Start Excerpted data

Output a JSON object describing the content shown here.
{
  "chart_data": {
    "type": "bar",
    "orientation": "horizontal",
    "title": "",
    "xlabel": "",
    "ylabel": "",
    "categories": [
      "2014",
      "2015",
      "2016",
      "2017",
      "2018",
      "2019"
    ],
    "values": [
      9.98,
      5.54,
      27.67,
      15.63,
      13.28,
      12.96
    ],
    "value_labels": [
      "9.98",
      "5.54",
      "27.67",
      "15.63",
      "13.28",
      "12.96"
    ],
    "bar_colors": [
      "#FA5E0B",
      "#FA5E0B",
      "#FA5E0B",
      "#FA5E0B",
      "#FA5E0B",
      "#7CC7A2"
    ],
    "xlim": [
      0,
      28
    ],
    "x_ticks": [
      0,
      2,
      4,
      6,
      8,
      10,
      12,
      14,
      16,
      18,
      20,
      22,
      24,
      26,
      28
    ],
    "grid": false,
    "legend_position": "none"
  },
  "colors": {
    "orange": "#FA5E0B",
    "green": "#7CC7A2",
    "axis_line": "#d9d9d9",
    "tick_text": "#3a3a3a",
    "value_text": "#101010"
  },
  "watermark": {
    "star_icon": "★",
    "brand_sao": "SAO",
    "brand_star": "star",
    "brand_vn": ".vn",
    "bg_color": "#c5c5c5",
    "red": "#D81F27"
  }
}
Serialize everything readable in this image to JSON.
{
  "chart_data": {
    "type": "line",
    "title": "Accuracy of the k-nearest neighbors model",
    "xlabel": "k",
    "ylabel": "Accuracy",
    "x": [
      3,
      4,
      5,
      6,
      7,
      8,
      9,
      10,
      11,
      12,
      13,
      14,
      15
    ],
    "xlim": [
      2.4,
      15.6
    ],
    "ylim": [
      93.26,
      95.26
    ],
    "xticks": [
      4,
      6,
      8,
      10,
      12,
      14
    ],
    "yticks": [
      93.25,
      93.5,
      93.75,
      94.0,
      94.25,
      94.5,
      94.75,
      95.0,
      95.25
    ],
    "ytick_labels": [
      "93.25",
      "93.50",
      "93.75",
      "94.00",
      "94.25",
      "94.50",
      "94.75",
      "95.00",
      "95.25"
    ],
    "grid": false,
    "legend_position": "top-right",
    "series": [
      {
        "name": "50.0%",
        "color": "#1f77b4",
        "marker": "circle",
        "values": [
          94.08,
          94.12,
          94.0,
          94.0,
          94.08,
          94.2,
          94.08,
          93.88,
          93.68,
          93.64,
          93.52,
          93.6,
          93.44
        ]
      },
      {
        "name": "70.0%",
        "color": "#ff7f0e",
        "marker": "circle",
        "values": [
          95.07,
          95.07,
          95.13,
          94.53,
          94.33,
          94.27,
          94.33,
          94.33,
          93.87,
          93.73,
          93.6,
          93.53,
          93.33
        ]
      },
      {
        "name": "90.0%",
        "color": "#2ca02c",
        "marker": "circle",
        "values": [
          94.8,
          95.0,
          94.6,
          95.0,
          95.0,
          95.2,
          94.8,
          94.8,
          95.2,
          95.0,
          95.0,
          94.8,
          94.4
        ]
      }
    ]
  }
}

End Excerpted data

What you are asked to do:
Repeat, word for word, every line from the line that contains "Serialize everything readable" to the end of the entries; include both of those lines and no others.

Exercise output:
Serialize everything readable in this image to JSON.
{
  "chart_data": {
    "type": "line",
    "title": "Accuracy of the k-nearest neighbors model",
    "xlabel": "k",
    "ylabel": "Accuracy",
    "x": [
      3,
      4,
      5,
      6,
      7,
      8,
      9,
      10,
      11,
      12,
      13,
      14,
      15
    ],
    "xlim": [
      2.4,
      15.6
    ],
    "ylim": [
      93.26,
      95.26
    ],
    "xticks": [
      4,
      6,
      8,
      10,
      12,
      14
    ],
    "yticks": [
      93.25,
      93.5,
      93.75,
      94.0,
      94.25,
      94.5,
      94.75,
      95.0,
      95.25
    ],
    "ytick_labels": [
      "93.25",
      "93.50",
      "93.75",
      "94.00",
      "94.25",
      "94.50",
      "94.75",
      "95.00",
      "95.25"
    ],
    "grid": false,
    "legend_position": "top-right",
    "series": [
      {
        "name": "50.0%",
        "color": "#1f77b4",
        "marker": "circle",
        "values": [
          94.08,
          94.12,
          94.0,
          94.0,
          94.08,
          94.2,
          94.08,
          93.88,
          93.68,
          93.64,
          93.52,
          93.6,
          93.44
        ]
      },
      {
        "name": "70.0%",
        "color": "#ff7f0e",
        "marker": "circle",
        "values": [
          95.07,
          95.07,
          95.13,
          94.53,
          94.33,
          94.27,
          94.33,
          94.33,
          93.87,
          93.73,
          93.6,
          93.53,
          93.33
        ]
      },
      {
        "name": "90.0%",
        "color": "#2ca02c",
        "marker": "circle",
        "values": [
          94.8,
          95.0,
          94.6,
          95.0,
          95.0,
          95.2,
          94.8,
          94.8,
          95.2,
          95.0,
          95.0,
          94.8,
          94.4
        ]
      }
    ]
  }
}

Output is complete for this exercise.